_Dataset listings of figures_:

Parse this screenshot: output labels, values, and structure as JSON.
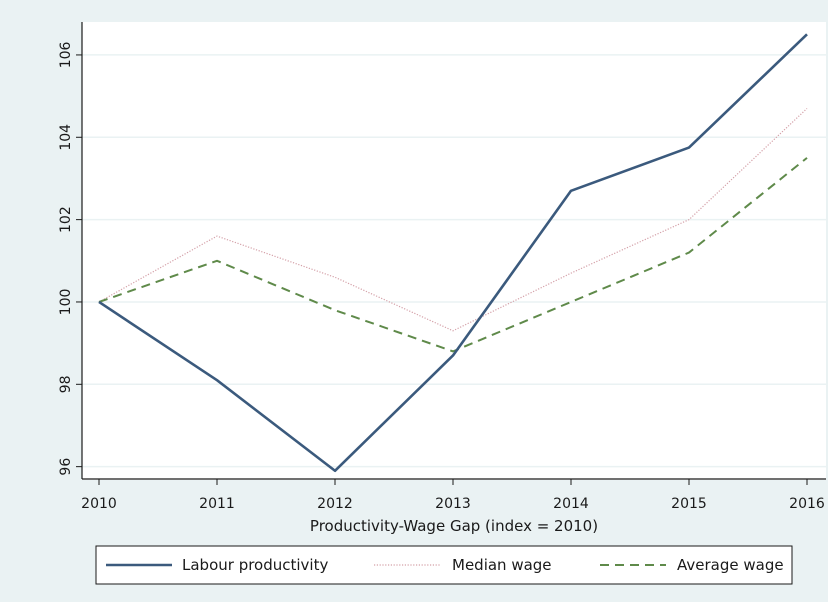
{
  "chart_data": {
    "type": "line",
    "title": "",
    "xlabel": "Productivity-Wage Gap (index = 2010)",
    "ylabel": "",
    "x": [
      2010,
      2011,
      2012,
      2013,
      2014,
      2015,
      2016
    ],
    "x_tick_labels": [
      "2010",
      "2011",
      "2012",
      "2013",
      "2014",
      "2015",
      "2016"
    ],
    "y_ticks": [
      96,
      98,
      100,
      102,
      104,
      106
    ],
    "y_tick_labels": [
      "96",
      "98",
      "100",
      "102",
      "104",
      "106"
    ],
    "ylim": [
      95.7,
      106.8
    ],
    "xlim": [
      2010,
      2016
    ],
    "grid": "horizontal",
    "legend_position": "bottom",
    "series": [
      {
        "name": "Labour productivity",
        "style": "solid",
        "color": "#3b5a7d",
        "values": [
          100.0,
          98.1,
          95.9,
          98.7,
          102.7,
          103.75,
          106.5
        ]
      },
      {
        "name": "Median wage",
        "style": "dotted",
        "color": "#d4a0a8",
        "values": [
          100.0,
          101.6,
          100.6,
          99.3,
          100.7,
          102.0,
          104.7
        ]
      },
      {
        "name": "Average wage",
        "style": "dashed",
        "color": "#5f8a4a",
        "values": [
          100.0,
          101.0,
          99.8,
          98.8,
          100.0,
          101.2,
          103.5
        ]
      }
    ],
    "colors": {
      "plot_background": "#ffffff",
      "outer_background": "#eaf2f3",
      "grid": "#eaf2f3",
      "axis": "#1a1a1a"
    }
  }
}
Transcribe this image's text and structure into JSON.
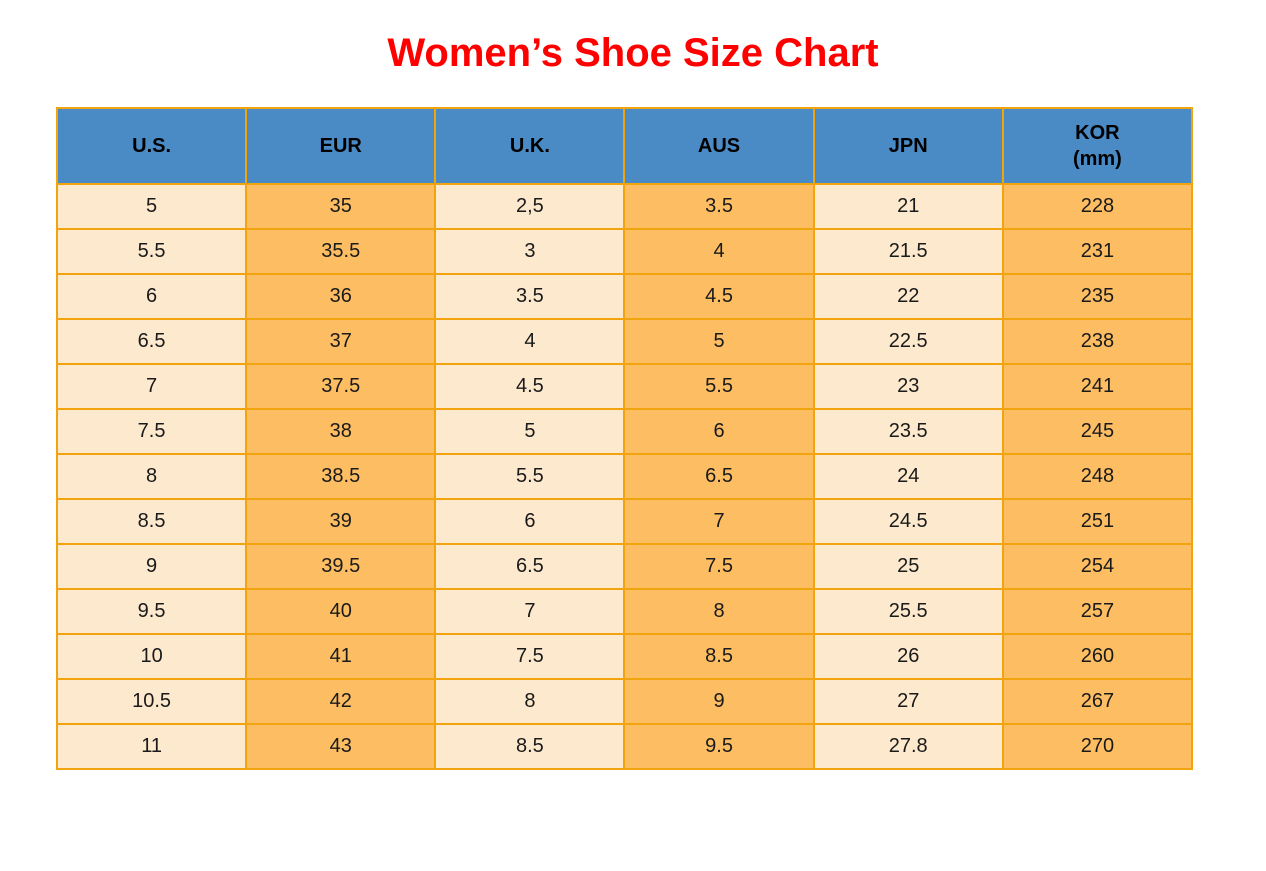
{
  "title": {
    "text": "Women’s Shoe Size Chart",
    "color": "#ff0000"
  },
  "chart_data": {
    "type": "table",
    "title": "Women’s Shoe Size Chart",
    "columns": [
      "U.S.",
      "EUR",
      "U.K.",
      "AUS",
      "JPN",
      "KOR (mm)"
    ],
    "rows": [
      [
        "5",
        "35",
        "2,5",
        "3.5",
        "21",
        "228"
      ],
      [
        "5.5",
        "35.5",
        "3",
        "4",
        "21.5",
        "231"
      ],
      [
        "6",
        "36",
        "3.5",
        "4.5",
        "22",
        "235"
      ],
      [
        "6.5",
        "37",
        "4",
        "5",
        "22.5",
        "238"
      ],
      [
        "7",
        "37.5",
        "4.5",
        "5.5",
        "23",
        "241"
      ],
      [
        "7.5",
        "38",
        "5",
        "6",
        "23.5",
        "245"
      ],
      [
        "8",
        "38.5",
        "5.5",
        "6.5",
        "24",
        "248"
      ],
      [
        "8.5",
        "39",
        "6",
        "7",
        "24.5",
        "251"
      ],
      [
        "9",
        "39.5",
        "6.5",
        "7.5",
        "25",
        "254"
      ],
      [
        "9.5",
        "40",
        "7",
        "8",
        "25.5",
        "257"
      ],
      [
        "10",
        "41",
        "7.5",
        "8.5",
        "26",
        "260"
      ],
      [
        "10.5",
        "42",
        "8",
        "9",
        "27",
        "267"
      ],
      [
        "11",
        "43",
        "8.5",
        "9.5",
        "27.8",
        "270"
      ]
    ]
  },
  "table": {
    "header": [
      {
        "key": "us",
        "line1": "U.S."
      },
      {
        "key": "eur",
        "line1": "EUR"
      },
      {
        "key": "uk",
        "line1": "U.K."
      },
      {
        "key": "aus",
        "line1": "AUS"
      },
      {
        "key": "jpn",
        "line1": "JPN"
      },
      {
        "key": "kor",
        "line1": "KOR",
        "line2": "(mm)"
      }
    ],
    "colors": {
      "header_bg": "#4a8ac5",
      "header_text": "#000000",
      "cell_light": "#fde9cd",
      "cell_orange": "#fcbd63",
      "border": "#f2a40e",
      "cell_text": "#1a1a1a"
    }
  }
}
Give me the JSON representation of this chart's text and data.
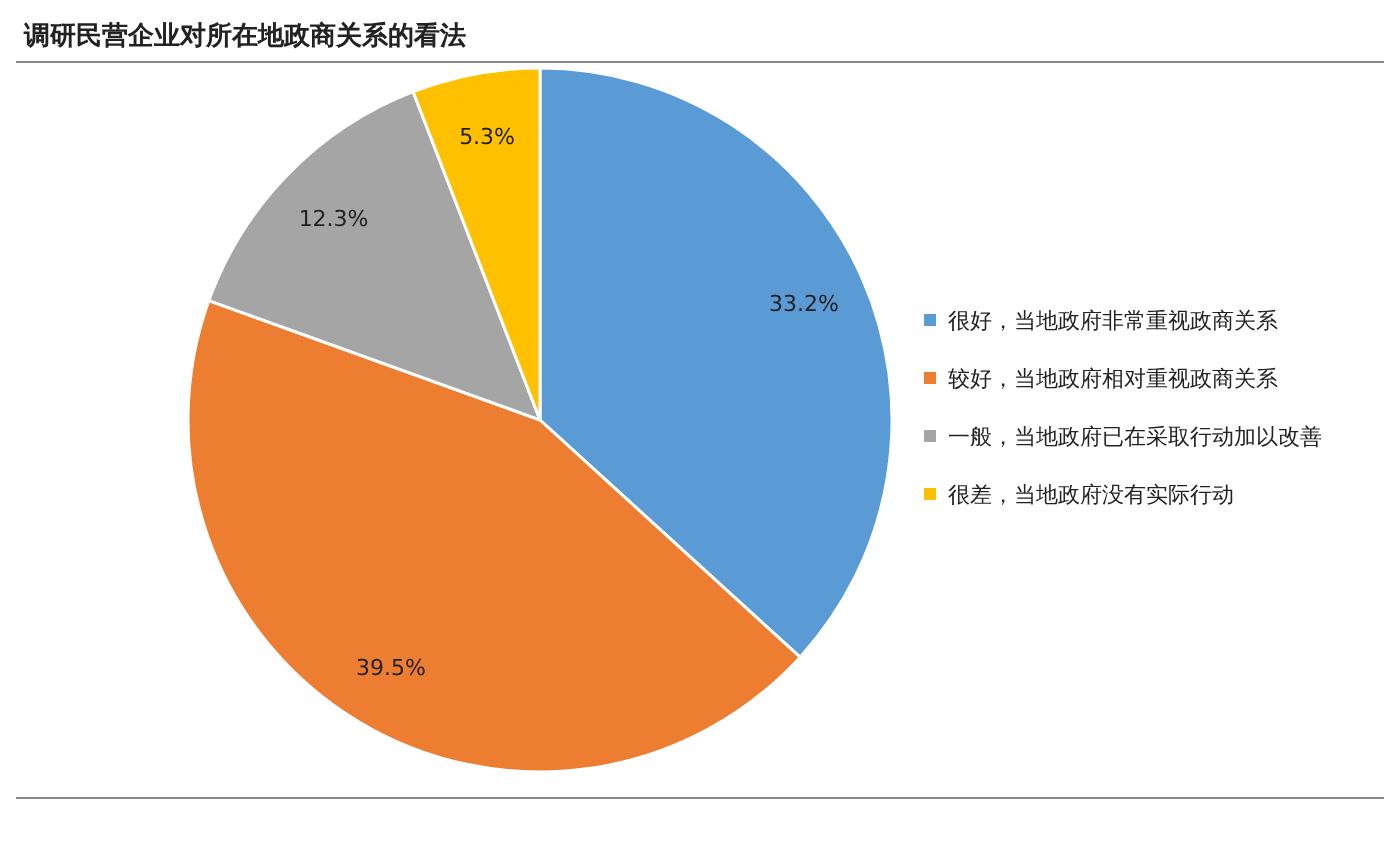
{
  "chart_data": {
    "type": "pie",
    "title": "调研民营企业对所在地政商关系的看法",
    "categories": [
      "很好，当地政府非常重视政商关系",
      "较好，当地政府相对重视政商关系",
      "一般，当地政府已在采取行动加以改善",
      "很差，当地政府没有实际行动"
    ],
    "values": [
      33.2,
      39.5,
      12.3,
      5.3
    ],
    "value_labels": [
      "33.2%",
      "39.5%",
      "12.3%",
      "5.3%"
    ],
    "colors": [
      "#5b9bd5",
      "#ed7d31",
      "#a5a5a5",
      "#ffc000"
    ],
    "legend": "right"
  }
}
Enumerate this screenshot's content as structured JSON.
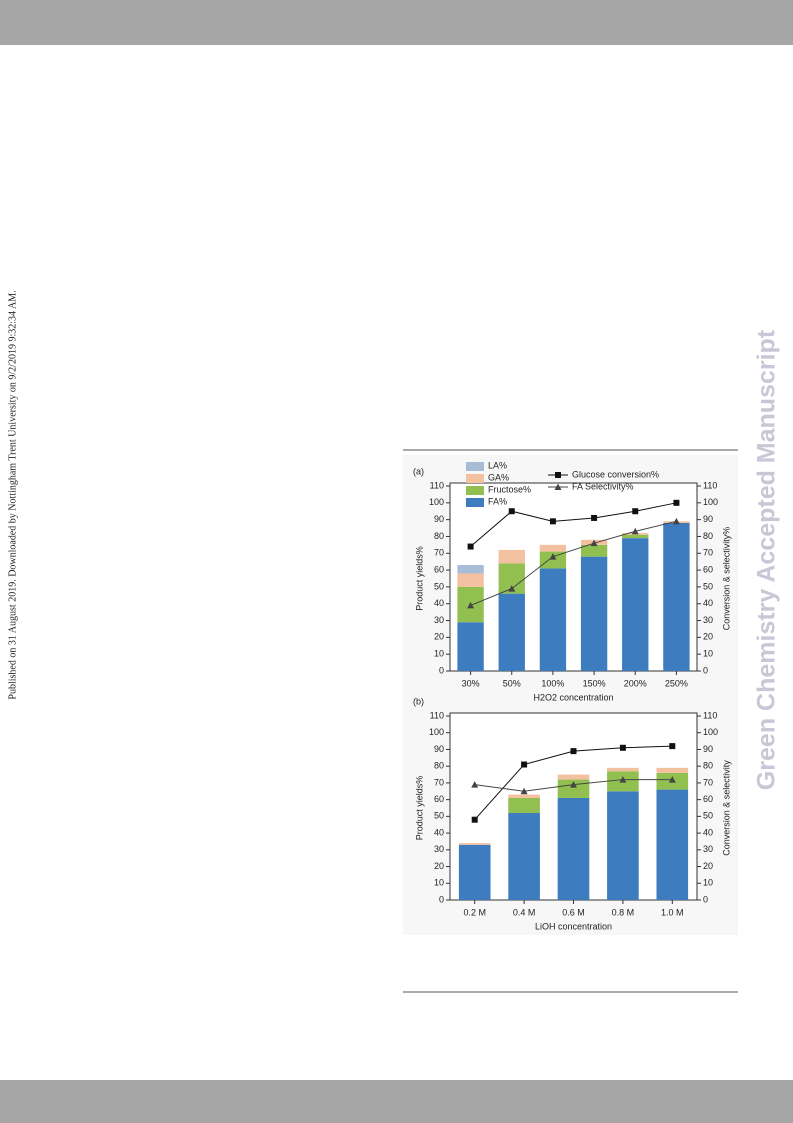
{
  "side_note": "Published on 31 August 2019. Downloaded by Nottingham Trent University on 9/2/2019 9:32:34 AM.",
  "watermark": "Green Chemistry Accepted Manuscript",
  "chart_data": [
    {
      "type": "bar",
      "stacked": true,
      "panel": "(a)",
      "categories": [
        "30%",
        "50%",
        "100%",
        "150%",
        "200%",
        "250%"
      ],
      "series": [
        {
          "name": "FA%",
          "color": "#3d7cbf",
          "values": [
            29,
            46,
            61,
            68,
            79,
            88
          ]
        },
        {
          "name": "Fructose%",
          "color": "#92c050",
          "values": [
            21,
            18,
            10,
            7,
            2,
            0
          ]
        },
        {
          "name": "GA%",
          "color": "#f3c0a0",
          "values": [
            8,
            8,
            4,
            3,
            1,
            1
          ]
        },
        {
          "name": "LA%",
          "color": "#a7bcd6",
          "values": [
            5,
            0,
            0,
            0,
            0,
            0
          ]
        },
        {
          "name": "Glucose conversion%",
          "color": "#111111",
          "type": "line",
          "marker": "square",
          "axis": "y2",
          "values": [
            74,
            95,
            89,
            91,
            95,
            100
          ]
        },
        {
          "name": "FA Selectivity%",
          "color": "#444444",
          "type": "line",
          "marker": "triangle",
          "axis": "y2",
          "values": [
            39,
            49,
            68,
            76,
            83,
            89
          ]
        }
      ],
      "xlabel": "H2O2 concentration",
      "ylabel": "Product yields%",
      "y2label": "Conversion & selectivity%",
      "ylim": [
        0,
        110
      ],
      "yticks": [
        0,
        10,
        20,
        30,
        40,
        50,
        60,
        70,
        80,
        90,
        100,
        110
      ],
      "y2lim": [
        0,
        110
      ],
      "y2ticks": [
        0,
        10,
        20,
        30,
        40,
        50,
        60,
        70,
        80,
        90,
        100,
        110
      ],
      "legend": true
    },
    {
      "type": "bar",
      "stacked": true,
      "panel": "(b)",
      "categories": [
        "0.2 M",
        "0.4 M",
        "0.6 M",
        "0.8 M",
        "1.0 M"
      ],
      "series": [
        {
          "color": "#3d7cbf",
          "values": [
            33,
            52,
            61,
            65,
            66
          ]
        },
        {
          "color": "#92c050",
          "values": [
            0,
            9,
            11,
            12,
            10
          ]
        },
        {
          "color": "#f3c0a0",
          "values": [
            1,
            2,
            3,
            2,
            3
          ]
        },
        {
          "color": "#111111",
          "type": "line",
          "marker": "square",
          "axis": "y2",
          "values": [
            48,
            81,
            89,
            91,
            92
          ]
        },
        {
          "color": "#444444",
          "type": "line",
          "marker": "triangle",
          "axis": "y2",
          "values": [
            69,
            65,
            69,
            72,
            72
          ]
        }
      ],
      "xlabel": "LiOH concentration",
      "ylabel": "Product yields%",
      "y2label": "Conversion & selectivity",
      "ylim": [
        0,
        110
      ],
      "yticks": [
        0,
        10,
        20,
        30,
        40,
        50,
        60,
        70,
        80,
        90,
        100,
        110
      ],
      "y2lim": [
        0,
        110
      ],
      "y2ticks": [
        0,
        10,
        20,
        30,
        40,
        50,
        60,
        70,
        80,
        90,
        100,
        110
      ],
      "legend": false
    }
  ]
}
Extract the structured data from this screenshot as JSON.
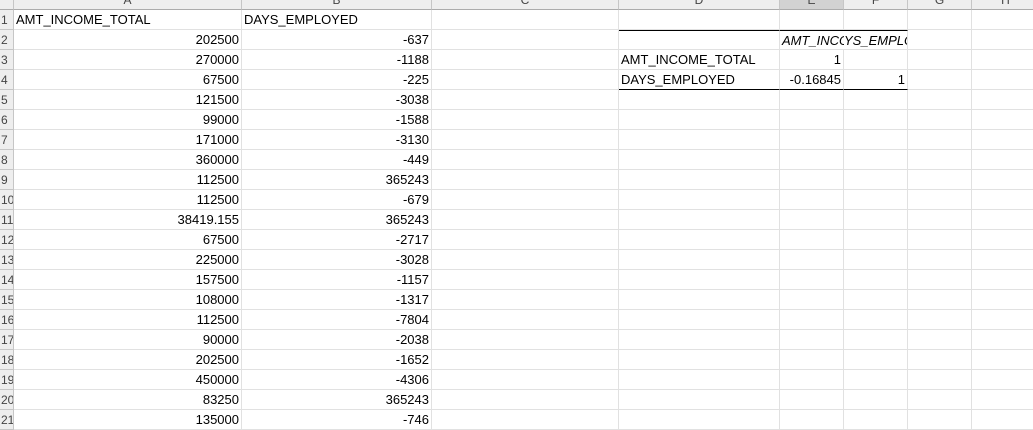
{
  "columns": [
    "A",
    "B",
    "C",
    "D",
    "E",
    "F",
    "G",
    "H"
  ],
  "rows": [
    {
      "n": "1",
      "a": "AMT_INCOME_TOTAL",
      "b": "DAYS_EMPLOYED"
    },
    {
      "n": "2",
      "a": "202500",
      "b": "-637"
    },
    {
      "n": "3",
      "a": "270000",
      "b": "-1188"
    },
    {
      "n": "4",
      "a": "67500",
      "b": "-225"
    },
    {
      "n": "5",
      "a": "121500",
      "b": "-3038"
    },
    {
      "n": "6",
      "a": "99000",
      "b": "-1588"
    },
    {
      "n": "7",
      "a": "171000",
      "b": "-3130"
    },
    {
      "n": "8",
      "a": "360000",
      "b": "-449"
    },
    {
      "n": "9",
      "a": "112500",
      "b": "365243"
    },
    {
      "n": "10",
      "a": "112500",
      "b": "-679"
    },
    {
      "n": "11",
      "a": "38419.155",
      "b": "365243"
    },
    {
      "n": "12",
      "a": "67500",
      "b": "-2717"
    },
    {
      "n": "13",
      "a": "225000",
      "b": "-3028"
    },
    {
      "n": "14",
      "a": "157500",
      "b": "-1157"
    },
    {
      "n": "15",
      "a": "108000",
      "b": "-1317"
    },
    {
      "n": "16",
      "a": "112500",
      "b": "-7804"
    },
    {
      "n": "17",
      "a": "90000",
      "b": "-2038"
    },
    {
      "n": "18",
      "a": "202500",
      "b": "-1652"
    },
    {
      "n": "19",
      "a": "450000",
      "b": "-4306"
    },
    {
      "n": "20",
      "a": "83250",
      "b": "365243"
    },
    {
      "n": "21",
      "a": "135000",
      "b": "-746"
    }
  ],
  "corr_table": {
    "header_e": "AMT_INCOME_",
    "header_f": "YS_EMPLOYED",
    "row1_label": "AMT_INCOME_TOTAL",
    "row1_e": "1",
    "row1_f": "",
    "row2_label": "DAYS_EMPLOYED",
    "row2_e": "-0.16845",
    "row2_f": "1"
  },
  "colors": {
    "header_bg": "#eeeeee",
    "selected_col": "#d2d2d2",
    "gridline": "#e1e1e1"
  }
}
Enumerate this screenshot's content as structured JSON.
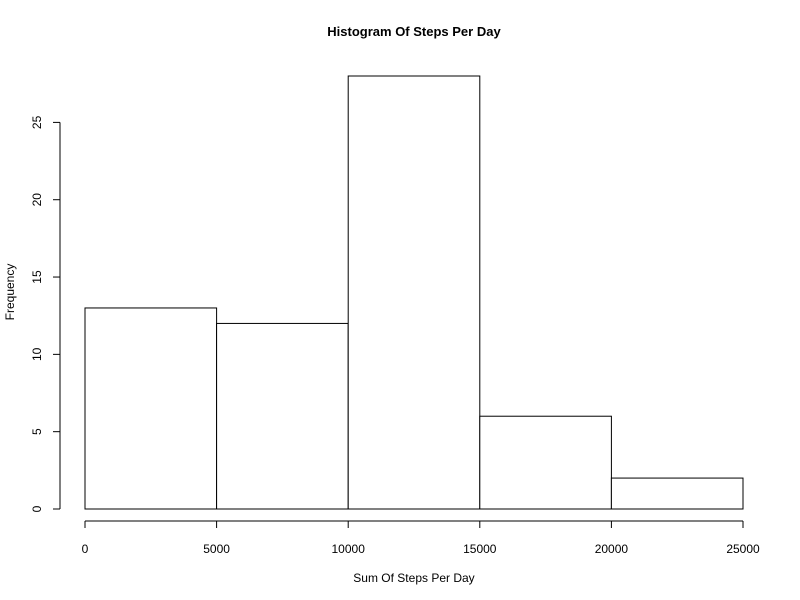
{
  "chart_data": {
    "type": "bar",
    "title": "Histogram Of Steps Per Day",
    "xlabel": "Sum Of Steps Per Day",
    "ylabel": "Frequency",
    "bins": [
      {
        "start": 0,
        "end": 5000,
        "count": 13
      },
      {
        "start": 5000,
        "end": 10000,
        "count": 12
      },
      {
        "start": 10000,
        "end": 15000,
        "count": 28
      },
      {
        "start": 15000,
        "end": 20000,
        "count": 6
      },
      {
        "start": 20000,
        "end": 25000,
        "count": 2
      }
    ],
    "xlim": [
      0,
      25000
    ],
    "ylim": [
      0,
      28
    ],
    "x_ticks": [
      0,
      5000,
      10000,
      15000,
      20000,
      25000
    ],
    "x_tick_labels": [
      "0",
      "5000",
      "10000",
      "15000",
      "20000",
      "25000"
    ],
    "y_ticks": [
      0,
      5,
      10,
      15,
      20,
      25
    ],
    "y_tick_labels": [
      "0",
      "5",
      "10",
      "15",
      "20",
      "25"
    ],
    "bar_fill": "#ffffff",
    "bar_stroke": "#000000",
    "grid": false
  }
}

_What you should do_:
Set out every line from the material that contains the string "concentration".

_Answer to the exercise_:
      "xlabel": "H2O2 concentration",
      "xlabel": "LiOH concentration",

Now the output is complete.